■ TASK DETAILS: Lift out all lines below that contain "country".

■ RECORDS PROVIDED:
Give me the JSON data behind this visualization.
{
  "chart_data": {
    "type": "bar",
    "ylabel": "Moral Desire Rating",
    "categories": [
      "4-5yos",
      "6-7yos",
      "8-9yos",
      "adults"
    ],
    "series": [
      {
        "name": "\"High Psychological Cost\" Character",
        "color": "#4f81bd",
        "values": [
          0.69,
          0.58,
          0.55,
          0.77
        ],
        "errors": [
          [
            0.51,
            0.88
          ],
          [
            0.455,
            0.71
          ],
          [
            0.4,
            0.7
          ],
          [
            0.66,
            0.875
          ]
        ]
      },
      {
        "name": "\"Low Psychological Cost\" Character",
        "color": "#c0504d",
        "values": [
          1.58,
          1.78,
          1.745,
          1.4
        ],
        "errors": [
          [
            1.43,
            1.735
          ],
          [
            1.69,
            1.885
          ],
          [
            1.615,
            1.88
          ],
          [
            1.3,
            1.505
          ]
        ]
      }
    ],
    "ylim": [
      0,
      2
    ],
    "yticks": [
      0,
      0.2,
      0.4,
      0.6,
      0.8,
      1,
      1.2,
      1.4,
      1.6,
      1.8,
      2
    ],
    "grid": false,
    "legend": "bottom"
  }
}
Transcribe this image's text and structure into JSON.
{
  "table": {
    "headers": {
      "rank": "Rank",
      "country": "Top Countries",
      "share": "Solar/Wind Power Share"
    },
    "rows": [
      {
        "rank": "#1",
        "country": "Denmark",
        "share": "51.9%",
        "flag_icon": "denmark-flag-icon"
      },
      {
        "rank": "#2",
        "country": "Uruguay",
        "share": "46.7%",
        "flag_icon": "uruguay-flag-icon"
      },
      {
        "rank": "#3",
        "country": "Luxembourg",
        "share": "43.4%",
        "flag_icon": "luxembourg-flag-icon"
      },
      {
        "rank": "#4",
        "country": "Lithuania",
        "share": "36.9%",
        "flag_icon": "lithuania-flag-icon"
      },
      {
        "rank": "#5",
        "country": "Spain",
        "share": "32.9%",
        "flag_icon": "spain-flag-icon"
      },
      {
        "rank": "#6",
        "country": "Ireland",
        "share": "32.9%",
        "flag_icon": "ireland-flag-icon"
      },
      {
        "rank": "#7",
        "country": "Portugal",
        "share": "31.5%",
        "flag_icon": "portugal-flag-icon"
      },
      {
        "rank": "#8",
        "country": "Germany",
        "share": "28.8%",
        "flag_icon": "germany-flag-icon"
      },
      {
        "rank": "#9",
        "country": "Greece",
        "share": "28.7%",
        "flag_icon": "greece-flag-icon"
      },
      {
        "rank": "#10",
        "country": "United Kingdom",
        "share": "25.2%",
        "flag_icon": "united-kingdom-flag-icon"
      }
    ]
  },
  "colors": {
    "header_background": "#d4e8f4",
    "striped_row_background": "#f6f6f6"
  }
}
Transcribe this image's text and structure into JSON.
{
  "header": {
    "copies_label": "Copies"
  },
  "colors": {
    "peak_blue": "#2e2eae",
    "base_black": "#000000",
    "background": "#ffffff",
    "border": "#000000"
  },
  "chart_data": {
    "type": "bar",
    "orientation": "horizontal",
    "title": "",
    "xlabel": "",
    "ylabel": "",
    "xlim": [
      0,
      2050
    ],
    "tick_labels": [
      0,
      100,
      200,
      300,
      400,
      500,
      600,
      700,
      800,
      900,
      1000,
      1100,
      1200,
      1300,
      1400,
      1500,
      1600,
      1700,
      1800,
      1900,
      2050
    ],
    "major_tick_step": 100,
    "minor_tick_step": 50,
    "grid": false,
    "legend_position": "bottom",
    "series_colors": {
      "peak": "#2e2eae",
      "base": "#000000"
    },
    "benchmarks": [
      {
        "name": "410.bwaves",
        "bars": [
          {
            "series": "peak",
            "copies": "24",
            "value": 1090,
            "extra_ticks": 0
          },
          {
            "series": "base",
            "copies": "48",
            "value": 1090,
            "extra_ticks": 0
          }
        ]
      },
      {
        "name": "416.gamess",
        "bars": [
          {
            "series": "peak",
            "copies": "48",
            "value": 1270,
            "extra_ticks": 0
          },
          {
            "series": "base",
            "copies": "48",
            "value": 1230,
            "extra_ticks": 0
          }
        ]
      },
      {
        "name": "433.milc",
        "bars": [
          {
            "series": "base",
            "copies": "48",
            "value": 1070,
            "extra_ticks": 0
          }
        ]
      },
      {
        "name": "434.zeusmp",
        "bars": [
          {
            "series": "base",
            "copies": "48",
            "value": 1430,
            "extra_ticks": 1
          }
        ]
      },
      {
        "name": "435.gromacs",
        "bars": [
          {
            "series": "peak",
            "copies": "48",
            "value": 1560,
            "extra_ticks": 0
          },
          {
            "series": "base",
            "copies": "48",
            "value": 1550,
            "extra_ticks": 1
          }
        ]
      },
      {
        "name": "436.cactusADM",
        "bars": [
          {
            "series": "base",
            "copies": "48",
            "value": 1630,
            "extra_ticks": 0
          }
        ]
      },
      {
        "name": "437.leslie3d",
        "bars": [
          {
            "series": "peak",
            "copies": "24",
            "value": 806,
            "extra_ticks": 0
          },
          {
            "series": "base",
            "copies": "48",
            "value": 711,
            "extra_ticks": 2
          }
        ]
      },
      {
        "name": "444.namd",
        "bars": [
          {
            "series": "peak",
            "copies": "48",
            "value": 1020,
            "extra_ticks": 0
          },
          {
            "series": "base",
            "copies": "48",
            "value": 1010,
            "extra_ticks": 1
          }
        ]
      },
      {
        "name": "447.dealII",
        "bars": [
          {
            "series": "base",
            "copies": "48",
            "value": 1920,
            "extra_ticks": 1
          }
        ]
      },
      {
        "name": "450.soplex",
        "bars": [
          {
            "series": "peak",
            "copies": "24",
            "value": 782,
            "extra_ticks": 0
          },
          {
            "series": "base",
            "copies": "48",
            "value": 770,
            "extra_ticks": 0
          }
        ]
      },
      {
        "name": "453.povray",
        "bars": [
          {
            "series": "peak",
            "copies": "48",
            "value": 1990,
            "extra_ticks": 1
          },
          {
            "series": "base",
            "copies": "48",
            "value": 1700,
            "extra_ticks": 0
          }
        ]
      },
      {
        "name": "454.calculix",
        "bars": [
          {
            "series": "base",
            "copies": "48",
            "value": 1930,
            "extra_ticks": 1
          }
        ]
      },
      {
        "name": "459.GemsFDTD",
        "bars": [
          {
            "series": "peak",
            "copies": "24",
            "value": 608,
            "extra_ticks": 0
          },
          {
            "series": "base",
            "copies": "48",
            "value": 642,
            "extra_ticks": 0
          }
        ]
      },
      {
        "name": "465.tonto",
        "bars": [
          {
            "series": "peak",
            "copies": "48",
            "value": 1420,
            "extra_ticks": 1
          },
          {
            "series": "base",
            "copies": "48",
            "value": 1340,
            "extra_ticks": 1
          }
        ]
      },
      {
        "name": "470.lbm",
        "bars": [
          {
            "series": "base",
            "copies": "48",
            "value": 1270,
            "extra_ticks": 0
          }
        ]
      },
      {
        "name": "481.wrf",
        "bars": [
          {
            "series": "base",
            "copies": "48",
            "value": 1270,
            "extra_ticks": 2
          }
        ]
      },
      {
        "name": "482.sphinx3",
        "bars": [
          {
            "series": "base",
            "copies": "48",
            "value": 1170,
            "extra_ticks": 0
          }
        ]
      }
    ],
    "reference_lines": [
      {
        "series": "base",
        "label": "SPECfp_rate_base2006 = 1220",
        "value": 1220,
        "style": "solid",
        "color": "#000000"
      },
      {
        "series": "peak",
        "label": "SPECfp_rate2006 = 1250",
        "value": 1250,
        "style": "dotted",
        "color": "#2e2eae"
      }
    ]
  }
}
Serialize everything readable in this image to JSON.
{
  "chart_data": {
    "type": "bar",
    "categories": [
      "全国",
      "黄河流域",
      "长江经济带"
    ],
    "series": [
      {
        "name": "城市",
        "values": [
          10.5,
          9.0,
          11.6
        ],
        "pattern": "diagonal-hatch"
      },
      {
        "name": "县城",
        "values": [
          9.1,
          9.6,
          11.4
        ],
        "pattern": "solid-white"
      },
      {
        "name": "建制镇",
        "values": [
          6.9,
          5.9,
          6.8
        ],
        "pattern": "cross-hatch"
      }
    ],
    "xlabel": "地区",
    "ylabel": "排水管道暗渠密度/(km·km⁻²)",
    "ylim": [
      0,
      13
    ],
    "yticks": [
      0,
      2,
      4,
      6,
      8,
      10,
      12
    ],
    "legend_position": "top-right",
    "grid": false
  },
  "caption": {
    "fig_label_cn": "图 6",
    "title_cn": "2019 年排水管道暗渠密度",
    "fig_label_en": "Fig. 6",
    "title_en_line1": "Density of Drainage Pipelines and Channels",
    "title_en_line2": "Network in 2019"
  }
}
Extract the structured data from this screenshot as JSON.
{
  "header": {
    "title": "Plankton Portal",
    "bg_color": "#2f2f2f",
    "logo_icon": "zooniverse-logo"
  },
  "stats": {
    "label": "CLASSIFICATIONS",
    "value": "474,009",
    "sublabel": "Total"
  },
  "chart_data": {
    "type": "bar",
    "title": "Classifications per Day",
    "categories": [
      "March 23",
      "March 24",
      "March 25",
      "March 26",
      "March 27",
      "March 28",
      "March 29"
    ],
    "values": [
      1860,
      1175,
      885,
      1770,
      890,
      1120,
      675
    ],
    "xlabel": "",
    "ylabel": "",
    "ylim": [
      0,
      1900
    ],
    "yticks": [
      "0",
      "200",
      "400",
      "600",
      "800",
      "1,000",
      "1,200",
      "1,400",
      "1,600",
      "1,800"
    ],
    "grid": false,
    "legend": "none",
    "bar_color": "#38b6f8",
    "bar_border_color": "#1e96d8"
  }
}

■ WRITTEN SOLUTION:
      "country": "Top Countries",
        "country": "Denmark",
        "country": "Uruguay",
        "country": "Luxembourg",
        "country": "Lithuania",
        "country": "Spain",
        "country": "Ireland",
        "country": "Portugal",
        "country": "Germany",
        "country": "Greece",
        "country": "United Kingdom",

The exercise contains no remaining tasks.